[Source records]
+++

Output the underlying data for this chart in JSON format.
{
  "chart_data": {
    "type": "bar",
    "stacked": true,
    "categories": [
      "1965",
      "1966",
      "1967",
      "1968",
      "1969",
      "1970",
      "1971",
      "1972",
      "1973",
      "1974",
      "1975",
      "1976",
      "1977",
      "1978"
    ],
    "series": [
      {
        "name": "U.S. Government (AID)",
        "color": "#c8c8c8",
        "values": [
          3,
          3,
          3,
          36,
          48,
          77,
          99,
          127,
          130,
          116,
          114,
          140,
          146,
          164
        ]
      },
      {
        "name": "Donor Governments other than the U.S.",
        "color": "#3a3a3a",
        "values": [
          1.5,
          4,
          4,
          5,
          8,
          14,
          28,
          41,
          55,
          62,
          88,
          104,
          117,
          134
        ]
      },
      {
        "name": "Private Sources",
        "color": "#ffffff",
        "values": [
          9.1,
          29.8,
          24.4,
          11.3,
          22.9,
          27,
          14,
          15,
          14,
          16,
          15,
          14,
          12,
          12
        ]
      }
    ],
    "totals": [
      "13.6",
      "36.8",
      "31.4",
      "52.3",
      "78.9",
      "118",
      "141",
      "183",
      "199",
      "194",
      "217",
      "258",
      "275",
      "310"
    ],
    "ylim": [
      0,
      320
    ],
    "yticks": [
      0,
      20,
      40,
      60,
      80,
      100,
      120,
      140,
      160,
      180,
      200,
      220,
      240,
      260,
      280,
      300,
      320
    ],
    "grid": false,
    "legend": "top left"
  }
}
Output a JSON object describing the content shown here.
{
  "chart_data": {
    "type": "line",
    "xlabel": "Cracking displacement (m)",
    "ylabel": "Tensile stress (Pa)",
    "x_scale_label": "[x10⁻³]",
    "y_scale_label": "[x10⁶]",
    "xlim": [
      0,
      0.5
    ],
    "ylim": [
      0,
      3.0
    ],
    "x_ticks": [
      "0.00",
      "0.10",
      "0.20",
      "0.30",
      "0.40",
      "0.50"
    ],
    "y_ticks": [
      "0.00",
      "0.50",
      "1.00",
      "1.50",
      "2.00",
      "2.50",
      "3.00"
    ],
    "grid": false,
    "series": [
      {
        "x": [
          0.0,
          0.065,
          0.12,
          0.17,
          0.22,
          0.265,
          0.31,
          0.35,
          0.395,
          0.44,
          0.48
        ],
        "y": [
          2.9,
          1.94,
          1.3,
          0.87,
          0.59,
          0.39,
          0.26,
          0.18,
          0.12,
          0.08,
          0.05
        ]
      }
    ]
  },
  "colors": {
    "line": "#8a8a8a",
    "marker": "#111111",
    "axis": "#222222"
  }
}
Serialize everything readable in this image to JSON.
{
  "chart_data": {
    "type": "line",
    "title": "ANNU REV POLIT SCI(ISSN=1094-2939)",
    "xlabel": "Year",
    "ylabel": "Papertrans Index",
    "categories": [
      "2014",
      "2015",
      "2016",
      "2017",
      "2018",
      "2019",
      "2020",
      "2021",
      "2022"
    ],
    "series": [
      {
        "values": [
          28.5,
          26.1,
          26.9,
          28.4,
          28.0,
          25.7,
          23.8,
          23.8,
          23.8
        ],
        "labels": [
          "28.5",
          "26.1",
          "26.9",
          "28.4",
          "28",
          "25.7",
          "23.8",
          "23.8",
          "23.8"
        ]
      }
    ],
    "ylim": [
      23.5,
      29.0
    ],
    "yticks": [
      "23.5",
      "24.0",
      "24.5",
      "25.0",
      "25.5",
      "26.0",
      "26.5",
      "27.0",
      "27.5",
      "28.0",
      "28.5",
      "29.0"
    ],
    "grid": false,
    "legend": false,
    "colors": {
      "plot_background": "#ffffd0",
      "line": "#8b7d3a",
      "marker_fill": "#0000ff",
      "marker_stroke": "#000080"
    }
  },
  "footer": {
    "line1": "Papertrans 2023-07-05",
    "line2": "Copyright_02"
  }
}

+++

[Problem to solve] Where a line of the entries contains the word "xlabel", copy that line.

[Completed exercise]
    "xlabel": "Cracking displacement (m)",
    "xlabel": "Year",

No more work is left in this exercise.